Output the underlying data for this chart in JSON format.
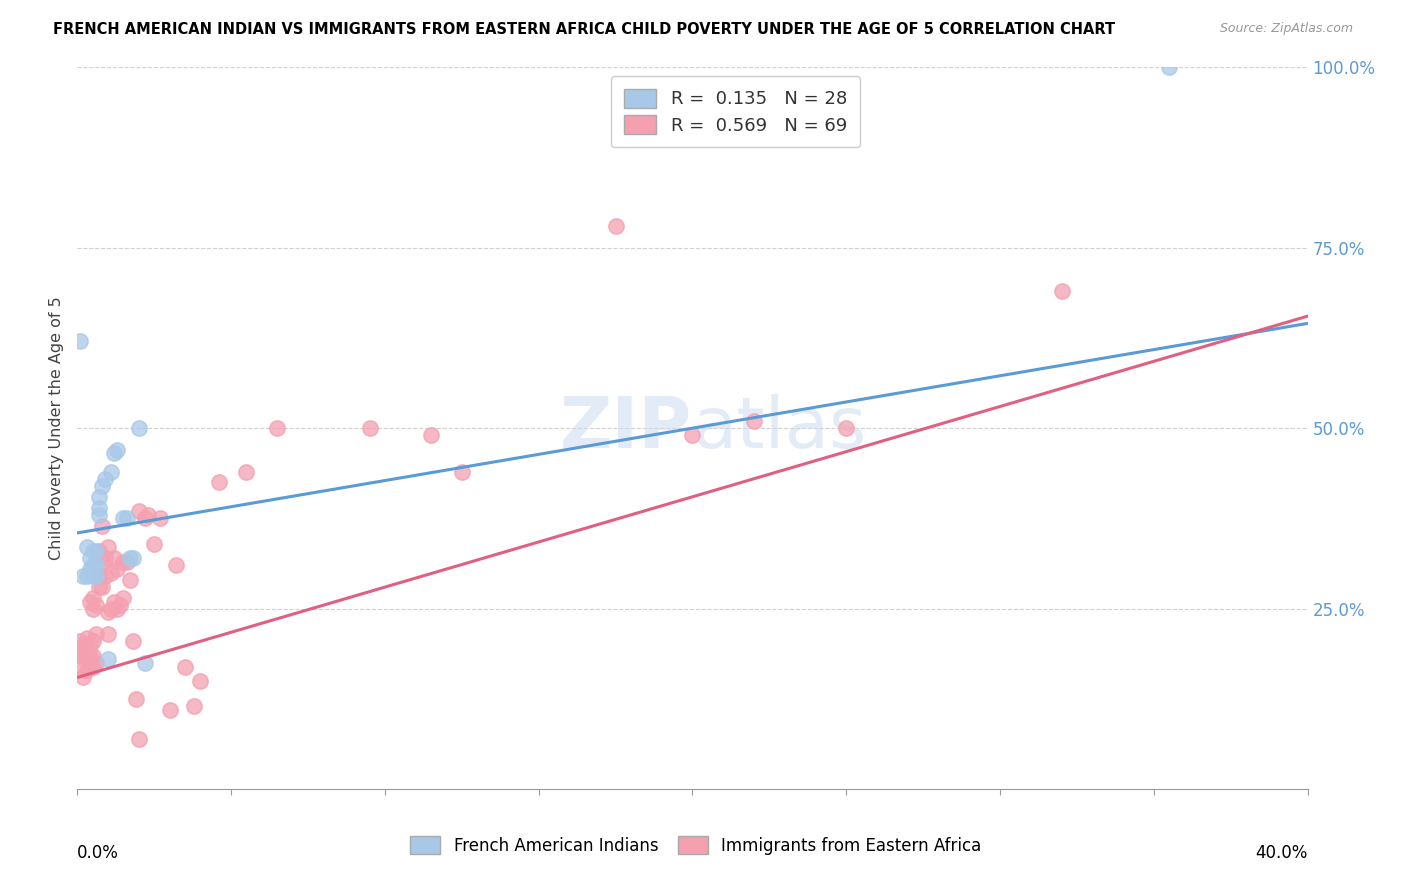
{
  "title": "FRENCH AMERICAN INDIAN VS IMMIGRANTS FROM EASTERN AFRICA CHILD POVERTY UNDER THE AGE OF 5 CORRELATION CHART",
  "source": "Source: ZipAtlas.com",
  "ylabel": "Child Poverty Under the Age of 5",
  "blue_R": 0.135,
  "blue_N": 28,
  "pink_R": 0.569,
  "pink_N": 69,
  "blue_color": "#a8c8e8",
  "pink_color": "#f4a0b0",
  "blue_line_color": "#5b9bd5",
  "pink_line_color": "#e06080",
  "watermark": "ZIPatlas",
  "blue_line_x0": 0.0,
  "blue_line_y0": 0.355,
  "blue_line_x1": 0.4,
  "blue_line_y1": 0.645,
  "pink_line_x0": 0.0,
  "pink_line_y0": 0.155,
  "pink_line_x1": 0.4,
  "pink_line_y1": 0.655,
  "blue_points_x": [
    0.001,
    0.002,
    0.003,
    0.003,
    0.004,
    0.004,
    0.005,
    0.005,
    0.005,
    0.006,
    0.006,
    0.006,
    0.007,
    0.007,
    0.007,
    0.008,
    0.009,
    0.01,
    0.011,
    0.012,
    0.013,
    0.015,
    0.016,
    0.017,
    0.018,
    0.02,
    0.022,
    0.355
  ],
  "blue_points_y": [
    0.62,
    0.295,
    0.295,
    0.335,
    0.305,
    0.32,
    0.295,
    0.31,
    0.33,
    0.295,
    0.31,
    0.33,
    0.38,
    0.39,
    0.405,
    0.42,
    0.43,
    0.18,
    0.44,
    0.465,
    0.47,
    0.375,
    0.375,
    0.32,
    0.32,
    0.5,
    0.175,
    1.0
  ],
  "pink_points_x": [
    0.001,
    0.001,
    0.001,
    0.002,
    0.002,
    0.002,
    0.002,
    0.003,
    0.003,
    0.003,
    0.003,
    0.004,
    0.004,
    0.004,
    0.004,
    0.005,
    0.005,
    0.005,
    0.005,
    0.005,
    0.006,
    0.006,
    0.006,
    0.007,
    0.007,
    0.007,
    0.008,
    0.008,
    0.008,
    0.009,
    0.009,
    0.01,
    0.01,
    0.01,
    0.011,
    0.011,
    0.012,
    0.012,
    0.013,
    0.013,
    0.014,
    0.015,
    0.015,
    0.016,
    0.017,
    0.018,
    0.019,
    0.02,
    0.02,
    0.022,
    0.023,
    0.025,
    0.027,
    0.03,
    0.032,
    0.035,
    0.038,
    0.04,
    0.046,
    0.055,
    0.065,
    0.095,
    0.115,
    0.125,
    0.175,
    0.2,
    0.22,
    0.25,
    0.32
  ],
  "pink_points_y": [
    0.185,
    0.195,
    0.205,
    0.155,
    0.165,
    0.185,
    0.2,
    0.165,
    0.18,
    0.195,
    0.21,
    0.175,
    0.185,
    0.2,
    0.26,
    0.17,
    0.185,
    0.205,
    0.25,
    0.265,
    0.175,
    0.215,
    0.255,
    0.28,
    0.295,
    0.33,
    0.28,
    0.315,
    0.365,
    0.295,
    0.32,
    0.215,
    0.245,
    0.335,
    0.25,
    0.3,
    0.26,
    0.32,
    0.25,
    0.305,
    0.255,
    0.265,
    0.315,
    0.315,
    0.29,
    0.205,
    0.125,
    0.07,
    0.385,
    0.375,
    0.38,
    0.34,
    0.375,
    0.11,
    0.31,
    0.17,
    0.115,
    0.15,
    0.425,
    0.44,
    0.5,
    0.5,
    0.49,
    0.44,
    0.78,
    0.49,
    0.51,
    0.5,
    0.69
  ],
  "xlim": [
    0.0,
    0.4
  ],
  "ylim": [
    0.0,
    1.0
  ],
  "bg_color": "#ffffff",
  "grid_color": "#d0d0d0"
}
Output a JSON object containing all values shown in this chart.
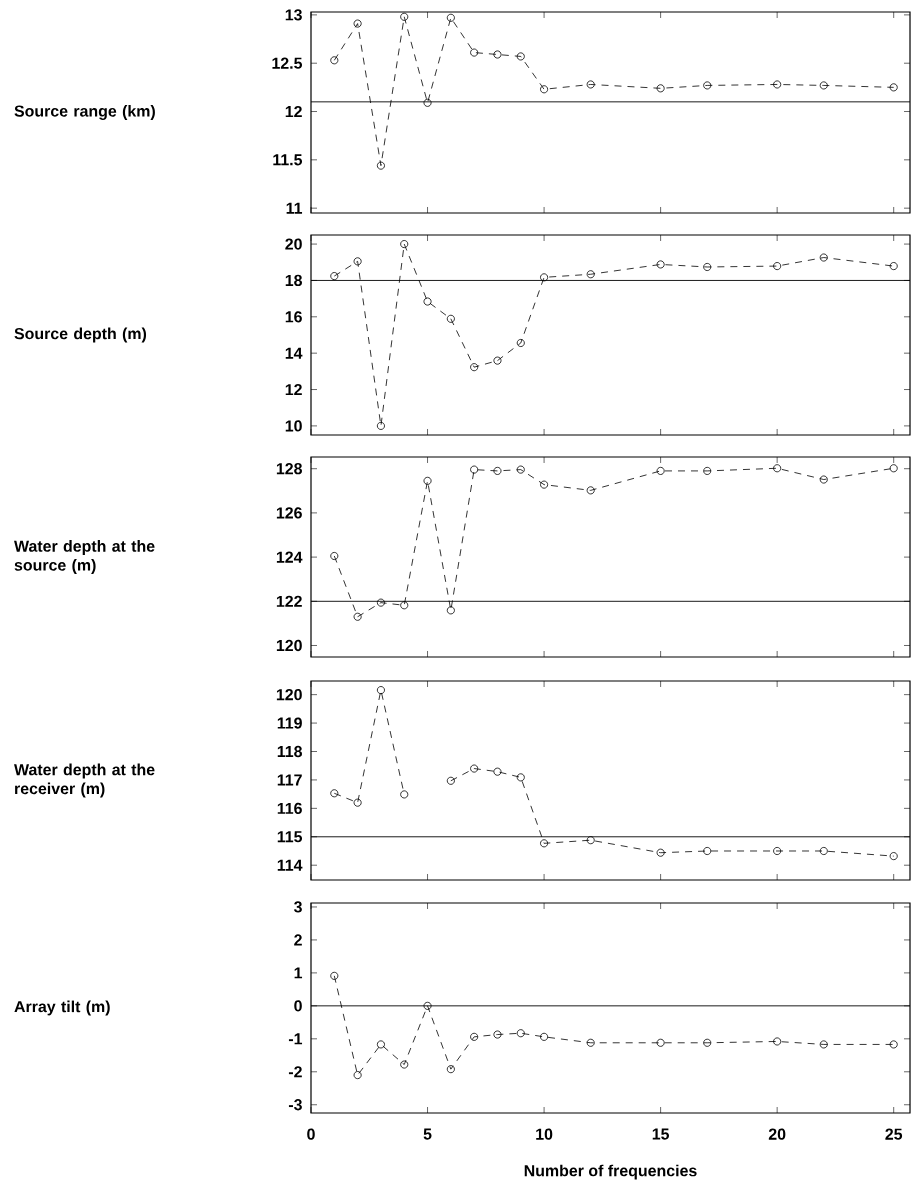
{
  "chart_data": [
    {
      "type": "line",
      "ylabel": "Source range (km)",
      "x": [
        1,
        2,
        3,
        4,
        5,
        6,
        7,
        8,
        9,
        10,
        12,
        15,
        17,
        20,
        22,
        25
      ],
      "series": [
        {
          "color": "#000000",
          "values": [
            12.53,
            12.91,
            11.44,
            12.98,
            12.09,
            12.97,
            12.61,
            12.59,
            12.57,
            12.23,
            12.28,
            12.24,
            12.27,
            12.28,
            12.27,
            12.25
          ]
        }
      ],
      "xlim": [
        0,
        25.7
      ],
      "xticks": [
        0,
        5,
        10,
        15,
        20,
        25
      ],
      "ylim": [
        10.95,
        13.03
      ],
      "yticks": [
        11,
        11.5,
        12,
        12.5,
        13
      ],
      "ref_lines": [
        {
          "axis": "y",
          "value": 12.1,
          "color": "#000000",
          "line_style": "solid"
        }
      ],
      "marker": "circle",
      "line_style": "dashed",
      "tick_labels": "y"
    },
    {
      "type": "line",
      "ylabel": "Source depth (m)",
      "x": [
        1,
        2,
        3,
        4,
        5,
        6,
        7,
        8,
        9,
        10,
        12,
        15,
        17,
        20,
        22,
        25
      ],
      "series": [
        {
          "color": "#000000",
          "values": [
            18.24,
            19.05,
            10,
            20,
            16.84,
            15.89,
            13.23,
            13.59,
            14.56,
            18.17,
            18.34,
            18.88,
            18.74,
            18.79,
            19.26,
            18.79
          ]
        }
      ],
      "xlim": [
        0,
        25.7
      ],
      "xticks": [
        0,
        5,
        10,
        15,
        20,
        25
      ],
      "ylim": [
        9.5,
        20.5
      ],
      "yticks": [
        10,
        12,
        14,
        16,
        18,
        20
      ],
      "ref_lines": [
        {
          "axis": "y",
          "value": 18,
          "color": "#000000",
          "line_style": "solid"
        }
      ],
      "marker": "circle",
      "line_style": "dashed",
      "tick_labels": "y"
    },
    {
      "type": "line",
      "ylabel": "Water depth at the source (m)",
      "x": [
        1,
        2,
        3,
        4,
        5,
        6,
        7,
        8,
        9,
        10,
        12,
        15,
        17,
        20,
        22,
        25
      ],
      "series": [
        {
          "color": "#000000",
          "values": [
            124.05,
            121.3,
            121.94,
            121.82,
            127.45,
            121.59,
            127.96,
            127.9,
            127.96,
            127.28,
            127.02,
            127.9,
            127.9,
            128.02,
            127.51,
            128.02
          ]
        }
      ],
      "xlim": [
        0,
        25.7
      ],
      "xticks": [
        0,
        5,
        10,
        15,
        20,
        25
      ],
      "ylim": [
        119.48,
        128.53
      ],
      "yticks": [
        120,
        122,
        124,
        126,
        128
      ],
      "ref_lines": [
        {
          "axis": "y",
          "value": 122,
          "color": "#000000",
          "line_style": "solid"
        }
      ],
      "marker": "circle",
      "line_style": "dashed",
      "tick_labels": "y"
    },
    {
      "type": "line",
      "ylabel": "Water depth at the receiver (m)",
      "x": [
        1,
        2,
        3,
        4,
        5,
        6,
        7,
        8,
        9,
        10,
        12,
        15,
        17,
        20,
        22,
        25
      ],
      "series": [
        {
          "color": "#000000",
          "values": [
            116.53,
            116.2,
            120.16,
            116.49,
            null,
            116.97,
            117.4,
            117.29,
            117.09,
            114.77,
            114.88,
            114.44,
            114.5,
            114.5,
            114.5,
            114.32
          ]
        }
      ],
      "xlim": [
        0,
        25.7
      ],
      "xticks": [
        0,
        5,
        10,
        15,
        20,
        25
      ],
      "ylim": [
        113.48,
        120.48
      ],
      "yticks": [
        114,
        115,
        116,
        117,
        118,
        119,
        120
      ],
      "ref_lines": [
        {
          "axis": "y",
          "value": 115,
          "color": "#000000",
          "line_style": "solid"
        }
      ],
      "marker": "circle",
      "line_style": "dashed",
      "tick_labels": "y"
    },
    {
      "type": "line",
      "ylabel": "Array tilt (m)",
      "xlabel": "Number of frequencies",
      "x": [
        1,
        2,
        3,
        4,
        5,
        6,
        7,
        8,
        9,
        10,
        12,
        15,
        17,
        20,
        22,
        25
      ],
      "series": [
        {
          "color": "#000000",
          "values": [
            0.91,
            -2.1,
            -1.17,
            -1.78,
            0,
            -1.92,
            -0.94,
            -0.87,
            -0.83,
            -0.94,
            -1.12,
            -1.12,
            -1.12,
            -1.08,
            -1.17,
            -1.17
          ]
        }
      ],
      "xlim": [
        0,
        25.7
      ],
      "xticks": [
        0,
        5,
        10,
        15,
        20,
        25
      ],
      "ylim": [
        -3.25,
        3.12
      ],
      "yticks": [
        -3,
        -2,
        -1,
        0,
        1,
        2,
        3
      ],
      "ref_lines": [
        {
          "axis": "y",
          "value": 0,
          "color": "#000000",
          "line_style": "solid"
        }
      ],
      "marker": "circle",
      "line_style": "dashed"
    }
  ]
}
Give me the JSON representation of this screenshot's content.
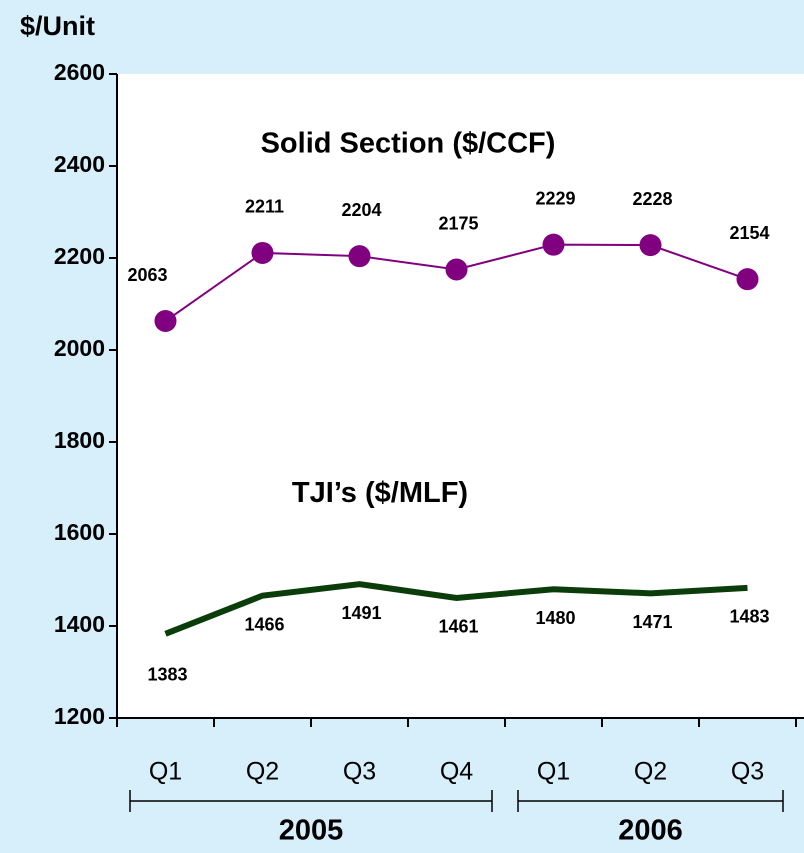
{
  "chart_data": {
    "type": "line",
    "y_axis_label": "$/Unit",
    "groups": [
      {
        "name": "2005",
        "categories": [
          "Q1",
          "Q2",
          "Q3",
          "Q4"
        ]
      },
      {
        "name": "2006",
        "categories": [
          "Q1",
          "Q2",
          "Q3"
        ]
      }
    ],
    "series": [
      {
        "name": "Solid Section ($/CCF)",
        "color": "#800080",
        "markers": true,
        "values": [
          2063,
          2211,
          2204,
          2175,
          2229,
          2228,
          2154
        ]
      },
      {
        "name": "TJI’s ($/MLF)",
        "color": "#0b3d0b",
        "markers": false,
        "values": [
          1383,
          1466,
          1491,
          1461,
          1480,
          1471,
          1483
        ]
      }
    ],
    "ylim": [
      1200,
      2600
    ],
    "yticks": [
      1200,
      1400,
      1600,
      1800,
      2000,
      2200,
      2400,
      2600
    ],
    "grid": false
  }
}
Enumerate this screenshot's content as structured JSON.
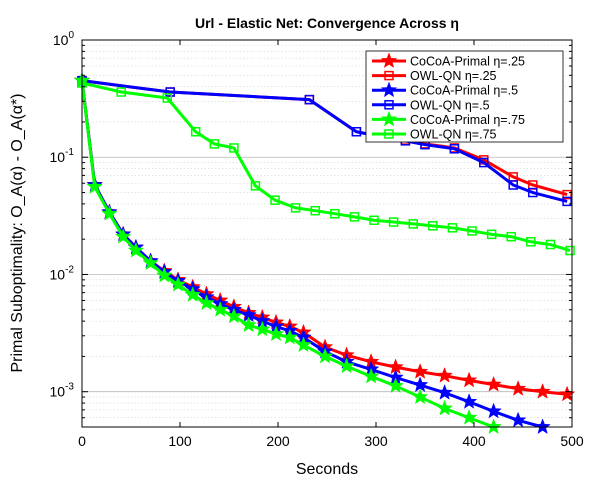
{
  "chart_data": {
    "type": "line",
    "title": "Url - Elastic Net: Convergence Across η",
    "xlabel": "Seconds",
    "ylabel": "Primal Suboptimality: O_A(α) - O_A(α*)",
    "xlim": [
      0,
      500
    ],
    "ylim": [
      0.0005,
      1
    ],
    "yscale": "log",
    "grid": {
      "y_major": true,
      "y_minor": true,
      "x": false
    },
    "legend_position": "top-right",
    "x_ticks": [
      0,
      100,
      200,
      300,
      400,
      500
    ],
    "x_tick_labels": [
      "0",
      "100",
      "200",
      "300",
      "400",
      "500"
    ],
    "y_ticks": [
      1,
      0.1,
      0.01,
      0.001
    ],
    "y_tick_labels": [
      {
        "base": "10",
        "exp": "0"
      },
      {
        "base": "10",
        "exp": "-1"
      },
      {
        "base": "10",
        "exp": "-2"
      },
      {
        "base": "10",
        "exp": "-3"
      }
    ],
    "series": [
      {
        "name": "CoCoA-Primal η=.25",
        "color": "#ff0000",
        "marker": "star",
        "x": [
          0,
          13,
          28,
          42,
          55,
          70,
          84,
          98,
          113,
          127,
          141,
          155,
          170,
          184,
          198,
          212,
          226,
          248,
          270,
          295,
          320,
          345,
          370,
          395,
          420,
          445,
          470,
          495
        ],
        "y": [
          0.45,
          0.058,
          0.034,
          0.022,
          0.017,
          0.013,
          0.0107,
          0.009,
          0.0078,
          0.0068,
          0.006,
          0.0053,
          0.0047,
          0.0043,
          0.0039,
          0.0036,
          0.0032,
          0.0024,
          0.00205,
          0.0018,
          0.00162,
          0.00148,
          0.00137,
          0.00125,
          0.00115,
          0.00106,
          0.001,
          0.00095
        ]
      },
      {
        "name": "OWL-QN η=.25",
        "color": "#ff0000",
        "marker": "square",
        "x": [
          0,
          90,
          232,
          280,
          305,
          330,
          350,
          380,
          410,
          440,
          460,
          495
        ],
        "y": [
          0.45,
          0.36,
          0.31,
          0.165,
          0.15,
          0.14,
          0.13,
          0.12,
          0.095,
          0.068,
          0.058,
          0.048
        ]
      },
      {
        "name": "CoCoA-Primal η=.5",
        "color": "#0000ff",
        "marker": "star",
        "x": [
          0,
          13,
          28,
          42,
          55,
          70,
          84,
          98,
          113,
          127,
          141,
          155,
          170,
          184,
          198,
          212,
          226,
          248,
          270,
          295,
          320,
          345,
          370,
          395,
          420,
          445,
          470
        ],
        "y": [
          0.45,
          0.058,
          0.034,
          0.022,
          0.017,
          0.013,
          0.0105,
          0.0088,
          0.0075,
          0.0064,
          0.0056,
          0.005,
          0.0045,
          0.004,
          0.0036,
          0.0033,
          0.0029,
          0.0022,
          0.0018,
          0.00155,
          0.00132,
          0.00114,
          0.00098,
          0.00082,
          0.00068,
          0.00057,
          0.0005
        ]
      },
      {
        "name": "OWL-QN η=.5",
        "color": "#0000ff",
        "marker": "square",
        "x": [
          0,
          90,
          232,
          280,
          305,
          330,
          350,
          380,
          410,
          440,
          460,
          495
        ],
        "y": [
          0.45,
          0.36,
          0.31,
          0.165,
          0.15,
          0.138,
          0.128,
          0.118,
          0.09,
          0.058,
          0.05,
          0.042
        ]
      },
      {
        "name": "CoCoA-Primal η=.75",
        "color": "#00ff00",
        "marker": "star",
        "x": [
          0,
          13,
          28,
          42,
          55,
          70,
          84,
          98,
          113,
          127,
          141,
          155,
          170,
          184,
          198,
          212,
          226,
          248,
          270,
          295,
          320,
          345,
          370,
          395,
          420
        ],
        "y": [
          0.45,
          0.056,
          0.033,
          0.021,
          0.016,
          0.0125,
          0.0098,
          0.0082,
          0.0067,
          0.0057,
          0.005,
          0.0044,
          0.0037,
          0.0034,
          0.0031,
          0.0029,
          0.0025,
          0.002,
          0.00165,
          0.00135,
          0.00112,
          0.0009,
          0.00072,
          0.0006,
          0.0005
        ]
      },
      {
        "name": "OWL-QN η=.75",
        "color": "#00ff00",
        "marker": "square",
        "x": [
          0,
          40,
          87,
          116,
          135,
          155,
          177,
          197,
          218,
          238,
          258,
          278,
          298,
          318,
          338,
          358,
          378,
          398,
          418,
          438,
          458,
          478,
          498
        ],
        "y": [
          0.43,
          0.36,
          0.32,
          0.165,
          0.13,
          0.12,
          0.057,
          0.043,
          0.037,
          0.035,
          0.033,
          0.031,
          0.029,
          0.028,
          0.027,
          0.026,
          0.025,
          0.0235,
          0.022,
          0.021,
          0.019,
          0.018,
          0.016
        ]
      }
    ]
  }
}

▬▬▬▬▬▬▬▬▬▬

Written instruction: Give the number of lines in the data that contain "xlabel", with no other words.

Answer below: 2